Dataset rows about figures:
========

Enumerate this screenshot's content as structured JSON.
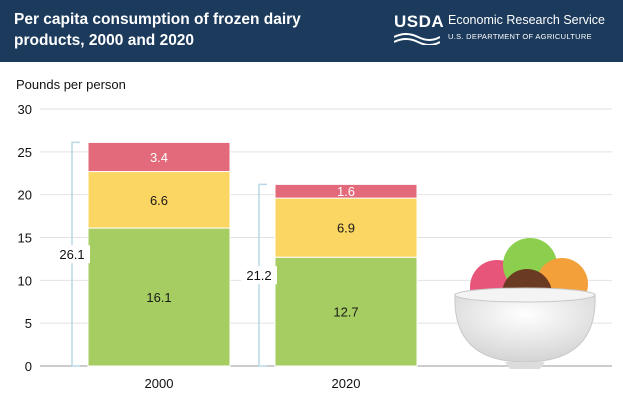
{
  "header": {
    "title": "Per capita consumption of frozen dairy products, 2000 and 2020",
    "logo_text": "USDA",
    "agency_name": "Economic Research Service",
    "department": "U.S. DEPARTMENT OF AGRICULTURE"
  },
  "colors": {
    "header_bg": "#1b3a5c",
    "bottom_segment": "#a5cd61",
    "middle_segment": "#fbd662",
    "top_segment": "#e26a7a",
    "bracket": "#b9d8e6"
  },
  "chart_data": {
    "type": "bar",
    "stacked": true,
    "ylabel": "Pounds per person",
    "ylim": [
      0,
      30
    ],
    "yticks": [
      0,
      5,
      10,
      15,
      20,
      25,
      30
    ],
    "grid": true,
    "categories": [
      "2000",
      "2020"
    ],
    "series": [
      {
        "values": [
          16.1,
          12.7
        ],
        "color": "#a5cd61"
      },
      {
        "values": [
          6.6,
          6.9
        ],
        "color": "#fbd662"
      },
      {
        "values": [
          3.4,
          1.6
        ],
        "color": "#e26a7a"
      }
    ],
    "totals": [
      "26.1",
      "21.2"
    ],
    "data_labels": [
      [
        "16.1",
        "12.7"
      ],
      [
        "6.6",
        "6.9"
      ],
      [
        "3.4",
        "1.6"
      ]
    ]
  }
}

========

Repeat the material above in full and exactly, apart from the pictures.

Exercise result:
Enumerate this screenshot's content as structured JSON.
{
  "header": {
    "title": "Per capita consumption of frozen dairy products, 2000 and 2020",
    "logo_text": "USDA",
    "agency_name": "Economic Research Service",
    "department": "U.S. DEPARTMENT OF AGRICULTURE"
  },
  "colors": {
    "header_bg": "#1b3a5c",
    "bottom_segment": "#a5cd61",
    "middle_segment": "#fbd662",
    "top_segment": "#e26a7a",
    "bracket": "#b9d8e6"
  },
  "chart_data": {
    "type": "bar",
    "stacked": true,
    "ylabel": "Pounds per person",
    "ylim": [
      0,
      30
    ],
    "yticks": [
      0,
      5,
      10,
      15,
      20,
      25,
      30
    ],
    "grid": true,
    "categories": [
      "2000",
      "2020"
    ],
    "series": [
      {
        "values": [
          16.1,
          12.7
        ],
        "color": "#a5cd61"
      },
      {
        "values": [
          6.6,
          6.9
        ],
        "color": "#fbd662"
      },
      {
        "values": [
          3.4,
          1.6
        ],
        "color": "#e26a7a"
      }
    ],
    "totals": [
      "26.1",
      "21.2"
    ],
    "data_labels": [
      [
        "16.1",
        "12.7"
      ],
      [
        "6.6",
        "6.9"
      ],
      [
        "3.4",
        "1.6"
      ]
    ]
  }
}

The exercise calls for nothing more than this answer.